All of the material below is to be repeated exactly.
*** Given records ***
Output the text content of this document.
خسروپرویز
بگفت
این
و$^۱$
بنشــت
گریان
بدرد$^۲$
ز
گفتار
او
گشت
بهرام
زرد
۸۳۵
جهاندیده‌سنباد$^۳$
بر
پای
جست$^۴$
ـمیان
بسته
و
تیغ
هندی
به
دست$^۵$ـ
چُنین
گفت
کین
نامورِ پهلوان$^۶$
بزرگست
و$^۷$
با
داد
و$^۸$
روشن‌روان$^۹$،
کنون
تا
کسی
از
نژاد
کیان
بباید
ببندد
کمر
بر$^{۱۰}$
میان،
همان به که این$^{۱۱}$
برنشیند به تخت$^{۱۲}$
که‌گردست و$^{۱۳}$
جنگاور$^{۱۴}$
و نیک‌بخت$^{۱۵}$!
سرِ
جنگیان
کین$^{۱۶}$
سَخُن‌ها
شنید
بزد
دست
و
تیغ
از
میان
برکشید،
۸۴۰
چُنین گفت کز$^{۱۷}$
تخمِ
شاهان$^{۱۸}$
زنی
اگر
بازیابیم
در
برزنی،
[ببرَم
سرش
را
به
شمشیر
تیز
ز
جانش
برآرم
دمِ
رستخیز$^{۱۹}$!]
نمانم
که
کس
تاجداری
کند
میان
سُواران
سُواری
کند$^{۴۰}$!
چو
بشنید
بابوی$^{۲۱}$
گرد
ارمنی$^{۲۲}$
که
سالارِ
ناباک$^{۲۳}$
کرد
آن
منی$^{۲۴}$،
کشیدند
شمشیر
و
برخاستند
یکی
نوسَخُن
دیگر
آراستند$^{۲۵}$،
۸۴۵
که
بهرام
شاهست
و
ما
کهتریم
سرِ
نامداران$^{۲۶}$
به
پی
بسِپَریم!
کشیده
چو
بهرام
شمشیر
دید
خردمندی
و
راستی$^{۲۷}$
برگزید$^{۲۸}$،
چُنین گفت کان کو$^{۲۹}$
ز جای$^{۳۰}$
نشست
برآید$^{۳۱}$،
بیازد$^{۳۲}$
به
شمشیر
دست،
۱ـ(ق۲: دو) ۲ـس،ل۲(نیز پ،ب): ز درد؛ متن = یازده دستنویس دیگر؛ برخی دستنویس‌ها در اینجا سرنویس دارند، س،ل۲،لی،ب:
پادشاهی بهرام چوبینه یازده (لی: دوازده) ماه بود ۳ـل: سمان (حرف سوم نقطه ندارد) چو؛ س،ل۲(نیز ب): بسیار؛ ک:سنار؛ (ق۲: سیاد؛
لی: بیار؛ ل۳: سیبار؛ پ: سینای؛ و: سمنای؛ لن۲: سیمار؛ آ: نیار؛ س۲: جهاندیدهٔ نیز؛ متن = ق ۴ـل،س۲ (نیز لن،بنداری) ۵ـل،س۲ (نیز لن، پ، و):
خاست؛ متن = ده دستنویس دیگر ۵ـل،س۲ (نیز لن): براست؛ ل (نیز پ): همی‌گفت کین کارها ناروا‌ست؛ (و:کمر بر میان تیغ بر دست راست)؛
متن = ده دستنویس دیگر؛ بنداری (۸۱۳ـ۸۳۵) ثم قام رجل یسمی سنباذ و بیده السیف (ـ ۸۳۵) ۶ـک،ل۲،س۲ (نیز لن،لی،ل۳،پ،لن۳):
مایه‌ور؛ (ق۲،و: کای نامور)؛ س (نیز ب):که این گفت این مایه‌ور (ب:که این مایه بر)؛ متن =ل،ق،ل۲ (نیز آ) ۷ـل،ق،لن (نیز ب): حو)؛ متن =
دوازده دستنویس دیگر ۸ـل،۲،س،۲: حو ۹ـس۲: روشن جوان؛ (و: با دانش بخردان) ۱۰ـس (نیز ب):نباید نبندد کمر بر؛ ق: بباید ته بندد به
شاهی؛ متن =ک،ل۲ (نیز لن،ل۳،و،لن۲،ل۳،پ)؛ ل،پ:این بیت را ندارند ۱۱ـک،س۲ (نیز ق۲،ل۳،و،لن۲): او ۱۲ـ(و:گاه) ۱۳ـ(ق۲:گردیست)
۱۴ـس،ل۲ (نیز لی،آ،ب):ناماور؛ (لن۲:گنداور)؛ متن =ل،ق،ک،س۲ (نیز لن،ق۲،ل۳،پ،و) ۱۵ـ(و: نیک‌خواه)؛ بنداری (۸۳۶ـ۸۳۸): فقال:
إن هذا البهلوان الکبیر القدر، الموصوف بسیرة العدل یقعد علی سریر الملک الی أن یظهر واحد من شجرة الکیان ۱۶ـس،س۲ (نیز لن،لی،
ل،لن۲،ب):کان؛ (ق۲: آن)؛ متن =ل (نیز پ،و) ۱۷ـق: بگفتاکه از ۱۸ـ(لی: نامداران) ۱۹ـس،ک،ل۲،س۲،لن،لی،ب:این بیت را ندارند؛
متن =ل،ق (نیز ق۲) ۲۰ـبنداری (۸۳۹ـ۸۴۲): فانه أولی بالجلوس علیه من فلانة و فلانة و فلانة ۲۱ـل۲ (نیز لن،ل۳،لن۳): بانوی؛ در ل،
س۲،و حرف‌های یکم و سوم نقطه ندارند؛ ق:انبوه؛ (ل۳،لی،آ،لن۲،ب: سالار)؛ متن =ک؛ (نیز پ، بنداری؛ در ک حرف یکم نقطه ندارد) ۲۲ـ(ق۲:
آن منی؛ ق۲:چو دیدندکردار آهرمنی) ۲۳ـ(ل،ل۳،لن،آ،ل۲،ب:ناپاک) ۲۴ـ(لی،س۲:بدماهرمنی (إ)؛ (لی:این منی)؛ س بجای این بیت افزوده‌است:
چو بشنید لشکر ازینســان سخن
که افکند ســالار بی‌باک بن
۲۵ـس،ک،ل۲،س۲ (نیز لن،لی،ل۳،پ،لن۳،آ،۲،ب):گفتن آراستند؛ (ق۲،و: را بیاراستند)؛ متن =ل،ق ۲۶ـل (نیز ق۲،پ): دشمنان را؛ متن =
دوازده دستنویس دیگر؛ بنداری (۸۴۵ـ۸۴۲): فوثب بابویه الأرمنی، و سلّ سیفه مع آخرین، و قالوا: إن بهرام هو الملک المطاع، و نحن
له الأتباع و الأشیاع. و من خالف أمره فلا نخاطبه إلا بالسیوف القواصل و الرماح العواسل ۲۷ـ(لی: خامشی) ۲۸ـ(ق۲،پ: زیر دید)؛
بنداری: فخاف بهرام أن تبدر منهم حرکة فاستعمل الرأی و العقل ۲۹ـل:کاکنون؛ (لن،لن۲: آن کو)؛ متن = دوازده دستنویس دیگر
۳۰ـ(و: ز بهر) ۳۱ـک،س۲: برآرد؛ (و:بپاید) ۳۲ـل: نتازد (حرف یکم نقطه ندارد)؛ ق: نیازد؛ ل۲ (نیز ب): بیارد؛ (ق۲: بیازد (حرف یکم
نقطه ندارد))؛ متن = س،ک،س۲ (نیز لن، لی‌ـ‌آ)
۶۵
***
Exercise output
Output the text content of this document.
خسروپرویز
بگفت
این
و$^۱$
بنشــت
گریان
بدرد$^۲$
ز
گفتار
او
گشت
بهرام
زرد
۸۳۵
جهاندیده‌سنباد$^۳$
بر
پای
جست$^۴$
ـمیان
بسته
و
تیغ
هندی
به
دست$^۵$ـ
چُنین
گفت
کین
نامورِ پهلوان$^۶$
بزرگست
و$^۷$
با
داد
و$^۸$
روشن‌روان$^۹$،
کنون
تا
کسی
از
نژاد
کیان
بباید
ببندد
کمر
بر$^{۱۰}$
میان،
همان به که این$^{۱۱}$
برنشیند به تخت$^{۱۲}$
که‌گردست و$^{۱۳}$
جنگاور$^{۱۴}$
و نیک‌بخت$^{۱۵}$!
سرِ
جنگیان
کین$^{۱۶}$
سَخُن‌ها
شنید
بزد
دست
و
تیغ
از
میان
برکشید،
۸۴۰
چُنین گفت کز$^{۱۷}$
تخمِ
شاهان$^{۱۸}$
زنی
اگر
بازیابیم
در
برزنی،
[ببرَم
سرش
را
به
شمشیر
تیز
ز
جانش
برآرم
دمِ
رستخیز$^{۱۹}$!]
نمانم
که
کس
تاجداری
کند
میان
سُواران
سُواری
کند$^{۴۰}$!
چو
بشنید
بابوی$^{۲۱}$
گرد
ارمنی$^{۲۲}$
که
سالارِ
ناباک$^{۲۳}$
کرد
آن
منی$^{۲۴}$،
کشیدند
شمشیر
و
برخاستند
یکی
نوسَخُن
دیگر
آراستند$^{۲۵}$،
۸۴۵
که
بهرام
شاهست
و
ما
کهتریم
سرِ
نامداران$^{۲۶}$
به
پی
بسِپَریم!
کشیده
چو
بهرام
شمشیر
دید
خردمندی
و
راستی$^{۲۷}$
برگزید$^{۲۸}$،
چُنین گفت کان کو$^{۲۹}$
ز جای$^{۳۰}$
نشست
برآید$^{۳۱}$،
بیازد$^{۳۲}$
به
شمشیر
دست،
۱ـ(ق۲: دو) ۲ـس،ل۲(نیز پ،ب): ز درد؛ متن = یازده دستنویس دیگر؛ برخی دستنویس‌ها در اینجا سرنویس دارند، س،ل۲،لی،ب:
پادشاهی بهرام چوبینه یازده (لی: دوازده) ماه بود ۳ـل: سمان (حرف سوم نقطه ندارد) چو؛ س،ل۲(نیز ب): بسیار؛ ک:سنار؛ (ق۲: سیاد؛
لی: بیار؛ ل۳: سیبار؛ پ: سینای؛ و: سمنای؛ لن۲: سیمار؛ آ: نیار؛ س۲: جهاندیدهٔ نیز؛ متن = ق ۴ـل،س۲ (نیز لن،بنداری) ۵ـل،س۲ (نیز لن، پ، و):
خاست؛ متن = ده دستنویس دیگر ۵ـل،س۲ (نیز لن): براست؛ ل (نیز پ): همی‌گفت کین کارها ناروا‌ست؛ (و:کمر بر میان تیغ بر دست راست)؛
متن = ده دستنویس دیگر؛ بنداری (۸۱۳ـ۸۳۵) ثم قام رجل یسمی سنباذ و بیده السیف (ـ ۸۳۵) ۶ـک،ل۲،س۲ (نیز لن،لی،ل۳،پ،لن۳):
مایه‌ور؛ (ق۲،و: کای نامور)؛ س (نیز ب):که این گفت این مایه‌ور (ب:که این مایه بر)؛ متن =ل،ق،ل۲ (نیز آ) ۷ـل،ق،لن (نیز ب): حو)؛ متن =
دوازده دستنویس دیگر ۸ـل،۲،س،۲: حو ۹ـس۲: روشن جوان؛ (و: با دانش بخردان) ۱۰ـس (نیز ب):نباید نبندد کمر بر؛ ق: بباید ته بندد به
شاهی؛ متن =ک،ل۲ (نیز لن،ل۳،و،لن۲،ل۳،پ)؛ ل،پ:این بیت را ندارند ۱۱ـک،س۲ (نیز ق۲،ل۳،و،لن۲): او ۱۲ـ(و:گاه) ۱۳ـ(ق۲:گردیست)
۱۴ـس،ل۲ (نیز لی،آ،ب):ناماور؛ (لن۲:گنداور)؛ متن =ل،ق،ک،س۲ (نیز لن،ق۲،ل۳،پ،و) ۱۵ـ(و: نیک‌خواه)؛ بنداری (۸۳۶ـ۸۳۸): فقال:
إن هذا البهلوان الکبیر القدر، الموصوف بسیرة العدل یقعد علی سریر الملک الی أن یظهر واحد من شجرة الکیان ۱۶ـس،س۲ (نیز لن،لی،
ل،لن۲،ب):کان؛ (ق۲: آن)؛ متن =ل (نیز پ،و) ۱۷ـق: بگفتاکه از ۱۸ـ(لی: نامداران) ۱۹ـس،ک،ل۲،س۲،لن،لی،ب:این بیت را ندارند؛
متن =ل،ق (نیز ق۲) ۲۰ـبنداری (۸۳۹ـ۸۴۲): فانه أولی بالجلوس علیه من فلانة و فلانة و فلانة ۲۱ـل۲ (نیز لن،ل۳،لن۳): بانوی؛ در ل،
س۲،و حرف‌های یکم و سوم نقطه ندارند؛ ق:انبوه؛ (ل۳،لی،آ،لن۲،ب: سالار)؛ متن =ک؛ (نیز پ، بنداری؛ در ک حرف یکم نقطه ندارد) ۲۲ـ(ق۲:
آن منی؛ ق۲:چو دیدندکردار آهرمنی) ۲۳ـ(ل،ل۳،لن،آ،ل۲،ب:ناپاک) ۲۴ـ(لی،س۲:بدماهرمنی (إ)؛ (لی:این منی)؛ س بجای این بیت افزوده‌است:
چو بشنید لشکر ازینســان سخن
که افکند ســالار بی‌باک بن
۲۵ـس،ک،ل۲،س۲ (نیز لن،لی،ل۳،پ،لن۳،آ،۲،ب):گفتن آراستند؛ (ق۲،و: را بیاراستند)؛ متن =ل،ق ۲۶ـل (نیز ق۲،پ): دشمنان را؛ متن =
دوازده دستنویس دیگر؛ بنداری (۸۴۵ـ۸۴۲): فوثب بابویه الأرمنی، و سلّ سیفه مع آخرین، و قالوا: إن بهرام هو الملک المطاع، و نحن
له الأتباع و الأشیاع. و من خالف أمره فلا نخاطبه إلا بالسیوف القواصل و الرماح العواسل ۲۷ـ(لی: خامشی) ۲۸ـ(ق۲،پ: زیر دید)؛
بنداری: فخاف بهرام أن تبدر منهم حرکة فاستعمل الرأی و العقل ۲۹ـل:کاکنون؛ (لن،لن۲: آن کو)؛ متن = دوازده دستنویس دیگر
۳۰ـ(و: ز بهر) ۳۱ـک،س۲: برآرد؛ (و:بپاید) ۳۲ـل: نتازد (حرف یکم نقطه ندارد)؛ ق: نیازد؛ ل۲ (نیز ب): بیارد؛ (ق۲: بیازد (حرف یکم
نقطه ندارد))؛ متن = س،ک،س۲ (نیز لن، لی‌ـ‌آ)
۶۵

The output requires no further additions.